Stored data entries:
==========

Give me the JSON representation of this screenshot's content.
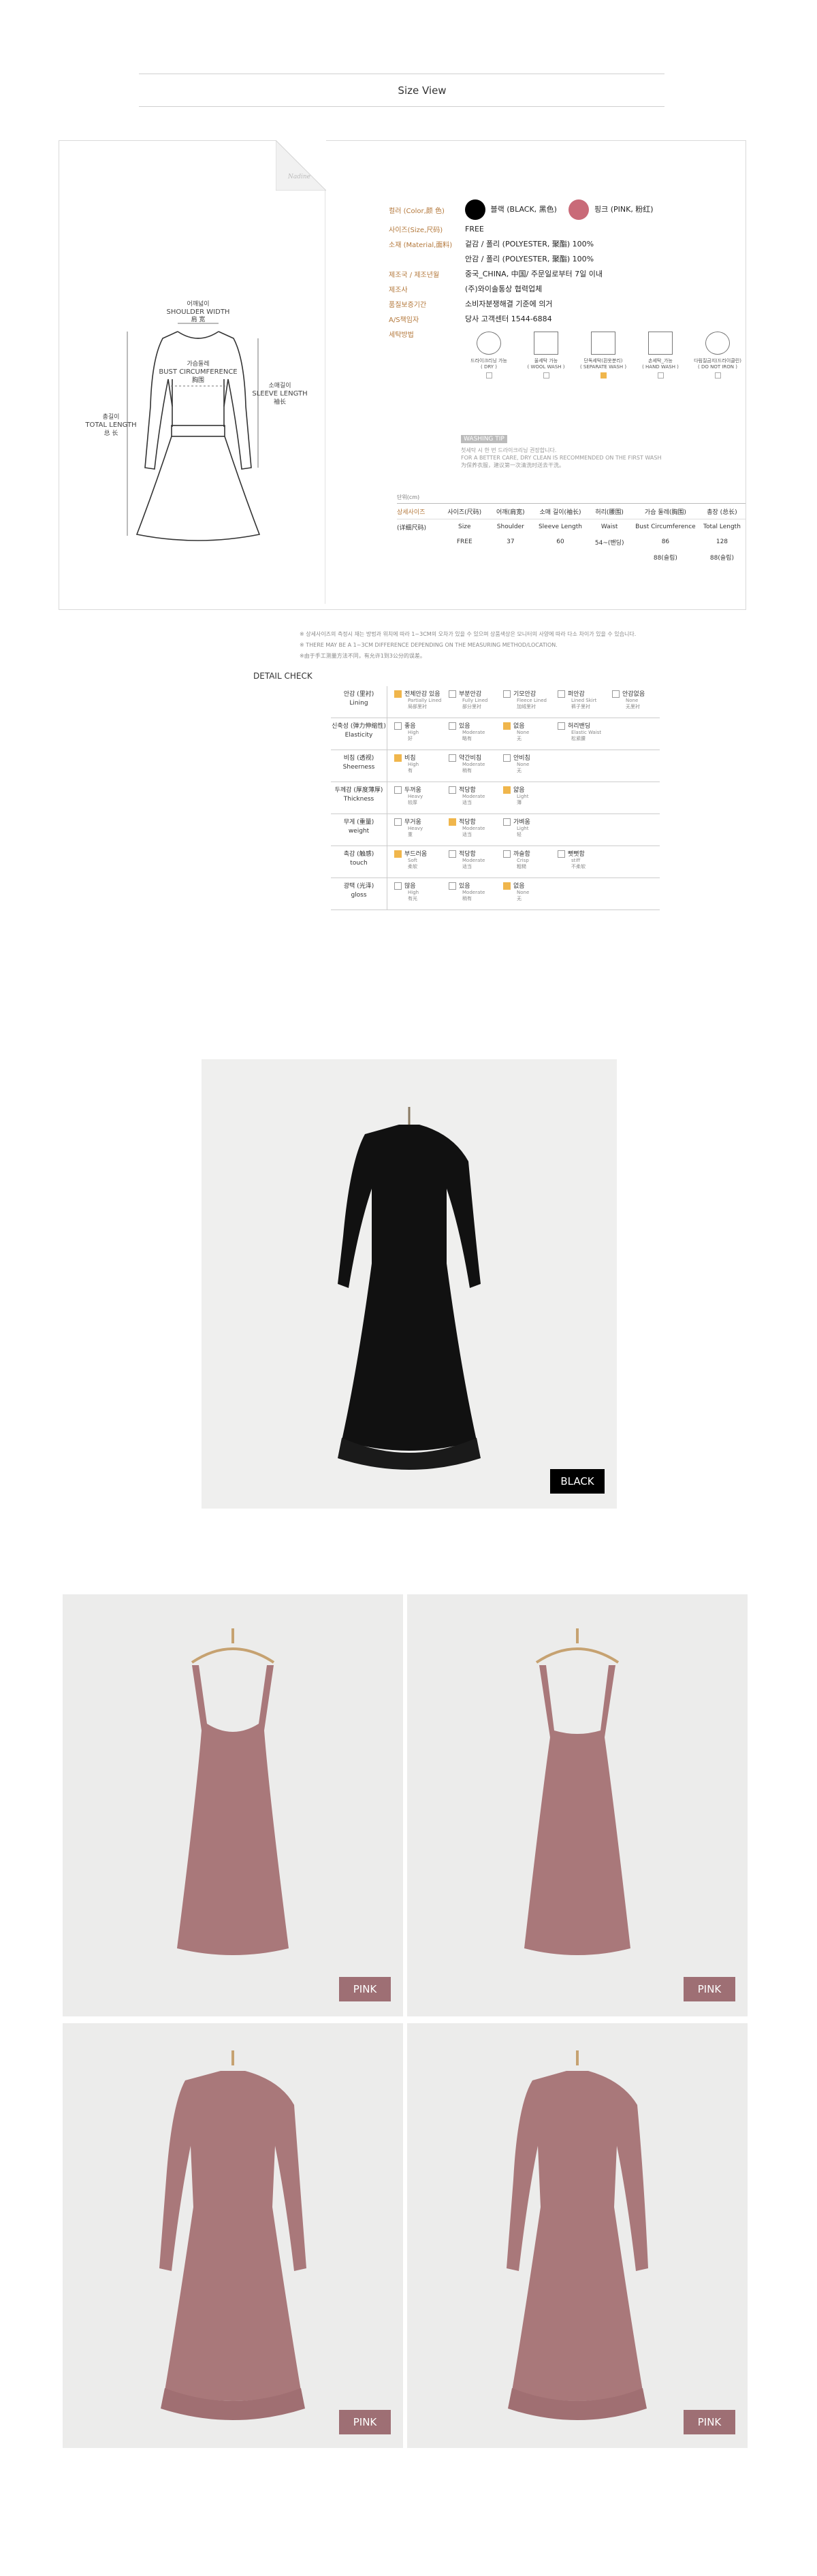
{
  "section_title": "Size View",
  "spec": {
    "diagram_labels": {
      "shoulder_ko": "어깨넓이",
      "shoulder_en": "SHOULDER WIDTH",
      "shoulder_cn": "肩 宽",
      "bust_ko": "가슴둘레",
      "bust_en": "BUST CIRCUMFERENCE",
      "bust_cn": "胸围",
      "sleeve_ko": "소매길이",
      "sleeve_en": "SLEEVE LENGTH",
      "sleeve_cn": "袖长",
      "total_ko": "총길이",
      "total_en": "TOTAL LENGTH",
      "total_cn": "总 长"
    },
    "brand_mark": "Nadine",
    "rows": [
      {
        "key": "컬러 (Color,颜 色)",
        "value": ""
      },
      {
        "key": "사이즈(Size,尺码)",
        "value": "FREE"
      },
      {
        "key": "소재 (Material,面料)",
        "value": "겉감 / 폴리 (POLYESTER, 聚酯) 100%"
      },
      {
        "key": "",
        "value": "안감 / 폴리 (POLYESTER, 聚酯) 100%"
      },
      {
        "key": "제조국 / 제조년월",
        "value": "중국_CHINA, 中国/ 주문일로부터 7일 이내"
      },
      {
        "key": "제조사",
        "value": "(주)와이솔통상 협력업체"
      },
      {
        "key": "품질보증기간",
        "value": "소비자분쟁해결 기준에 의거"
      },
      {
        "key": "A/S책임자",
        "value": "당사 고객센터 1544-6884"
      },
      {
        "key": "세탁방법",
        "value": ""
      }
    ],
    "colors": [
      {
        "label": "블랙 (BLACK, 黑色)",
        "hex": "#000000"
      },
      {
        "label": "핑크 (PINK, 粉红)",
        "hex": "#c96a78"
      }
    ],
    "wash": [
      {
        "label": "드라이크리닝 가능",
        "label2": "( DRY )",
        "checked": false
      },
      {
        "label": "울세탁 가능",
        "label2": "( WOOL WASH )",
        "checked": false
      },
      {
        "label": "단독세탁(흰옷분리)",
        "label2": "( SEPARATE WASH )",
        "checked": true
      },
      {
        "label": "손세탁_가능",
        "label2": "( HAND WASH )",
        "checked": false
      },
      {
        "label": "다림질금지(드라이클린)",
        "label2": "( DO NOT IRON )",
        "checked": false
      }
    ],
    "tip_label": "WASHING TIP",
    "tip_lines": [
      "첫세탁 시 한 번 드라이크리닝 권장합니다.",
      "FOR A BETTER CARE, DRY CLEAN IS RECOMMENDED ON THE FIRST WASH",
      "为保养衣服，建议第一次清洗时送去干洗。"
    ],
    "unit": "단위(cm)",
    "table": {
      "header_ko": [
        "상세사이즈",
        "사이즈(尺码)",
        "어깨(肩宽)",
        "소매 길이(袖长)",
        "허리(腰围)",
        "가슴 둘레(胸围)",
        "총장 (总长)"
      ],
      "header_en": [
        "(详细尺码)",
        "Size",
        "Shoulder",
        "Sleeve Length",
        "Waist",
        "Bust Circumference",
        "Total Length"
      ],
      "row": [
        "",
        "FREE",
        "37",
        "60",
        "54~(밴딩)",
        "86",
        "128"
      ],
      "row2": [
        "",
        "",
        "",
        "",
        "",
        "88(슬림)",
        "88(슬림)"
      ]
    }
  },
  "notes": [
    "※ 상세사이즈의 측정시 재는 방법과 위치에 따라 1~3CM의 오차가 있을 수 있으며 상품색상은 모니터의 사양에 따라 다소 차이가 있을 수 있습니다.",
    "※ THERE MAY BE A 1~3CM DIFFERENCE DEPENDING ON THE MEASURING METHOD/LOCATION.",
    "※由于手工测量方法不同，有允许1到3公分的误差。"
  ],
  "detail": {
    "title": "DETAIL CHECK",
    "rows": [
      {
        "k1": "안감 (里衬)",
        "k2": "Lining",
        "opts": [
          {
            "t": "전체안감 있음",
            "e": "Partially Lined",
            "c": "局部里衬",
            "on": true
          },
          {
            "t": "부분안감",
            "e": "Fully Lined",
            "c": "部分里衬",
            "on": false
          },
          {
            "t": "기모안감",
            "e": "Fleece Lined",
            "c": "加绒里衬",
            "on": false
          },
          {
            "t": "퍼안감",
            "e": "Lined Skirt",
            "c": "裤子里衬",
            "on": false
          },
          {
            "t": "안감없음",
            "e": "None",
            "c": "无里衬",
            "on": false
          }
        ]
      },
      {
        "k1": "신축성 (弹力伸缩性)",
        "k2": "Elasticity",
        "opts": [
          {
            "t": "좋음",
            "e": "High",
            "c": "好",
            "on": false
          },
          {
            "t": "있음",
            "e": "Moderate",
            "c": "略有",
            "on": false
          },
          {
            "t": "없음",
            "e": "None",
            "c": "无",
            "on": true
          },
          {
            "t": "허리밴딩",
            "e": "Elastic Waist",
            "c": "松紧腰",
            "on": false
          }
        ]
      },
      {
        "k1": "비침 (透视)",
        "k2": "Sheerness",
        "opts": [
          {
            "t": "비침",
            "e": "High",
            "c": "有",
            "on": true
          },
          {
            "t": "약간비침",
            "e": "Moderate",
            "c": "稍有",
            "on": false
          },
          {
            "t": "안비침",
            "e": "None",
            "c": "无",
            "on": false
          }
        ]
      },
      {
        "k1": "두께감 (厚度薄厚)",
        "k2": "Thickness",
        "opts": [
          {
            "t": "두꺼움",
            "e": "Heavy",
            "c": "较厚",
            "on": false
          },
          {
            "t": "적당함",
            "e": "Moderate",
            "c": "适当",
            "on": false
          },
          {
            "t": "얇음",
            "e": "Light",
            "c": "薄",
            "on": true
          }
        ]
      },
      {
        "k1": "무게 (重量)",
        "k2": "weight",
        "opts": [
          {
            "t": "무거움",
            "e": "Heavy",
            "c": "重",
            "on": false
          },
          {
            "t": "적당함",
            "e": "Moderate",
            "c": "适当",
            "on": true
          },
          {
            "t": "가벼움",
            "e": "Light",
            "c": "轻",
            "on": false
          }
        ]
      },
      {
        "k1": "촉감 (触感)",
        "k2": "touch",
        "opts": [
          {
            "t": "부드러움",
            "e": "Soft",
            "c": "柔软",
            "on": true
          },
          {
            "t": "적당함",
            "e": "Moderate",
            "c": "适当",
            "on": false
          },
          {
            "t": "까슬함",
            "e": "Crisp",
            "c": "粗糙",
            "on": false
          },
          {
            "t": "뻣뻣함",
            "e": "stiff",
            "c": "不柔软",
            "on": false
          }
        ]
      },
      {
        "k1": "광택 (光泽)",
        "k2": "gloss",
        "opts": [
          {
            "t": "많음",
            "e": "High",
            "c": "有光",
            "on": false
          },
          {
            "t": "있음",
            "e": "Moderate",
            "c": "稍有",
            "on": false
          },
          {
            "t": "없음",
            "e": "None",
            "c": "无",
            "on": true
          }
        ]
      }
    ]
  },
  "photos": {
    "black_tag": "BLACK",
    "pink_tag": "PINK",
    "black_color": "#111111",
    "pink_color": "#a9787a",
    "pink_tag_color": "#9e6f74"
  }
}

==========

__What this task involves__
Return to the listing above and set it down exactly, leaving out its pictures.

__Finished task__
Give me the JSON representation of this screenshot's content.
{
  "section_title": "Size View",
  "spec": {
    "diagram_labels": {
      "shoulder_ko": "어깨넓이",
      "shoulder_en": "SHOULDER WIDTH",
      "shoulder_cn": "肩 宽",
      "bust_ko": "가슴둘레",
      "bust_en": "BUST CIRCUMFERENCE",
      "bust_cn": "胸围",
      "sleeve_ko": "소매길이",
      "sleeve_en": "SLEEVE LENGTH",
      "sleeve_cn": "袖长",
      "total_ko": "총길이",
      "total_en": "TOTAL LENGTH",
      "total_cn": "总 长"
    },
    "brand_mark": "Nadine",
    "rows": [
      {
        "key": "컬러 (Color,颜 色)",
        "value": ""
      },
      {
        "key": "사이즈(Size,尺码)",
        "value": "FREE"
      },
      {
        "key": "소재 (Material,面料)",
        "value": "겉감 / 폴리 (POLYESTER, 聚酯) 100%"
      },
      {
        "key": "",
        "value": "안감 / 폴리 (POLYESTER, 聚酯) 100%"
      },
      {
        "key": "제조국 / 제조년월",
        "value": "중국_CHINA, 中国/ 주문일로부터 7일 이내"
      },
      {
        "key": "제조사",
        "value": "(주)와이솔통상 협력업체"
      },
      {
        "key": "품질보증기간",
        "value": "소비자분쟁해결 기준에 의거"
      },
      {
        "key": "A/S책임자",
        "value": "당사 고객센터 1544-6884"
      },
      {
        "key": "세탁방법",
        "value": ""
      }
    ],
    "colors": [
      {
        "label": "블랙 (BLACK, 黑色)",
        "hex": "#000000"
      },
      {
        "label": "핑크 (PINK, 粉红)",
        "hex": "#c96a78"
      }
    ],
    "wash": [
      {
        "label": "드라이크리닝 가능",
        "label2": "( DRY )",
        "checked": false
      },
      {
        "label": "울세탁 가능",
        "label2": "( WOOL WASH )",
        "checked": false
      },
      {
        "label": "단독세탁(흰옷분리)",
        "label2": "( SEPARATE WASH )",
        "checked": true
      },
      {
        "label": "손세탁_가능",
        "label2": "( HAND WASH )",
        "checked": false
      },
      {
        "label": "다림질금지(드라이클린)",
        "label2": "( DO NOT IRON )",
        "checked": false
      }
    ],
    "tip_label": "WASHING TIP",
    "tip_lines": [
      "첫세탁 시 한 번 드라이크리닝 권장합니다.",
      "FOR A BETTER CARE, DRY CLEAN IS RECOMMENDED ON THE FIRST WASH",
      "为保养衣服，建议第一次清洗时送去干洗。"
    ],
    "unit": "단위(cm)",
    "table": {
      "header_ko": [
        "상세사이즈",
        "사이즈(尺码)",
        "어깨(肩宽)",
        "소매 길이(袖长)",
        "허리(腰围)",
        "가슴 둘레(胸围)",
        "총장 (总长)"
      ],
      "header_en": [
        "(详细尺码)",
        "Size",
        "Shoulder",
        "Sleeve Length",
        "Waist",
        "Bust Circumference",
        "Total Length"
      ],
      "row": [
        "",
        "FREE",
        "37",
        "60",
        "54~(밴딩)",
        "86",
        "128"
      ],
      "row2": [
        "",
        "",
        "",
        "",
        "",
        "88(슬림)",
        "88(슬림)"
      ]
    }
  },
  "notes": [
    "※ 상세사이즈의 측정시 재는 방법과 위치에 따라 1~3CM의 오차가 있을 수 있으며 상품색상은 모니터의 사양에 따라 다소 차이가 있을 수 있습니다.",
    "※ THERE MAY BE A 1~3CM DIFFERENCE DEPENDING ON THE MEASURING METHOD/LOCATION.",
    "※由于手工测量方法不同，有允许1到3公分的误差。"
  ],
  "detail": {
    "title": "DETAIL CHECK",
    "rows": [
      {
        "k1": "안감 (里衬)",
        "k2": "Lining",
        "opts": [
          {
            "t": "전체안감 있음",
            "e": "Partially Lined",
            "c": "局部里衬",
            "on": true
          },
          {
            "t": "부분안감",
            "e": "Fully Lined",
            "c": "部分里衬",
            "on": false
          },
          {
            "t": "기모안감",
            "e": "Fleece Lined",
            "c": "加绒里衬",
            "on": false
          },
          {
            "t": "퍼안감",
            "e": "Lined Skirt",
            "c": "裤子里衬",
            "on": false
          },
          {
            "t": "안감없음",
            "e": "None",
            "c": "无里衬",
            "on": false
          }
        ]
      },
      {
        "k1": "신축성 (弹力伸缩性)",
        "k2": "Elasticity",
        "opts": [
          {
            "t": "좋음",
            "e": "High",
            "c": "好",
            "on": false
          },
          {
            "t": "있음",
            "e": "Moderate",
            "c": "略有",
            "on": false
          },
          {
            "t": "없음",
            "e": "None",
            "c": "无",
            "on": true
          },
          {
            "t": "허리밴딩",
            "e": "Elastic Waist",
            "c": "松紧腰",
            "on": false
          }
        ]
      },
      {
        "k1": "비침 (透视)",
        "k2": "Sheerness",
        "opts": [
          {
            "t": "비침",
            "e": "High",
            "c": "有",
            "on": true
          },
          {
            "t": "약간비침",
            "e": "Moderate",
            "c": "稍有",
            "on": false
          },
          {
            "t": "안비침",
            "e": "None",
            "c": "无",
            "on": false
          }
        ]
      },
      {
        "k1": "두께감 (厚度薄厚)",
        "k2": "Thickness",
        "opts": [
          {
            "t": "두꺼움",
            "e": "Heavy",
            "c": "较厚",
            "on": false
          },
          {
            "t": "적당함",
            "e": "Moderate",
            "c": "适当",
            "on": false
          },
          {
            "t": "얇음",
            "e": "Light",
            "c": "薄",
            "on": true
          }
        ]
      },
      {
        "k1": "무게 (重量)",
        "k2": "weight",
        "opts": [
          {
            "t": "무거움",
            "e": "Heavy",
            "c": "重",
            "on": false
          },
          {
            "t": "적당함",
            "e": "Moderate",
            "c": "适当",
            "on": true
          },
          {
            "t": "가벼움",
            "e": "Light",
            "c": "轻",
            "on": false
          }
        ]
      },
      {
        "k1": "촉감 (触感)",
        "k2": "touch",
        "opts": [
          {
            "t": "부드러움",
            "e": "Soft",
            "c": "柔软",
            "on": true
          },
          {
            "t": "적당함",
            "e": "Moderate",
            "c": "适当",
            "on": false
          },
          {
            "t": "까슬함",
            "e": "Crisp",
            "c": "粗糙",
            "on": false
          },
          {
            "t": "뻣뻣함",
            "e": "stiff",
            "c": "不柔软",
            "on": false
          }
        ]
      },
      {
        "k1": "광택 (光泽)",
        "k2": "gloss",
        "opts": [
          {
            "t": "많음",
            "e": "High",
            "c": "有光",
            "on": false
          },
          {
            "t": "있음",
            "e": "Moderate",
            "c": "稍有",
            "on": false
          },
          {
            "t": "없음",
            "e": "None",
            "c": "无",
            "on": true
          }
        ]
      }
    ]
  },
  "photos": {
    "black_tag": "BLACK",
    "pink_tag": "PINK",
    "black_color": "#111111",
    "pink_color": "#a9787a",
    "pink_tag_color": "#9e6f74"
  }
}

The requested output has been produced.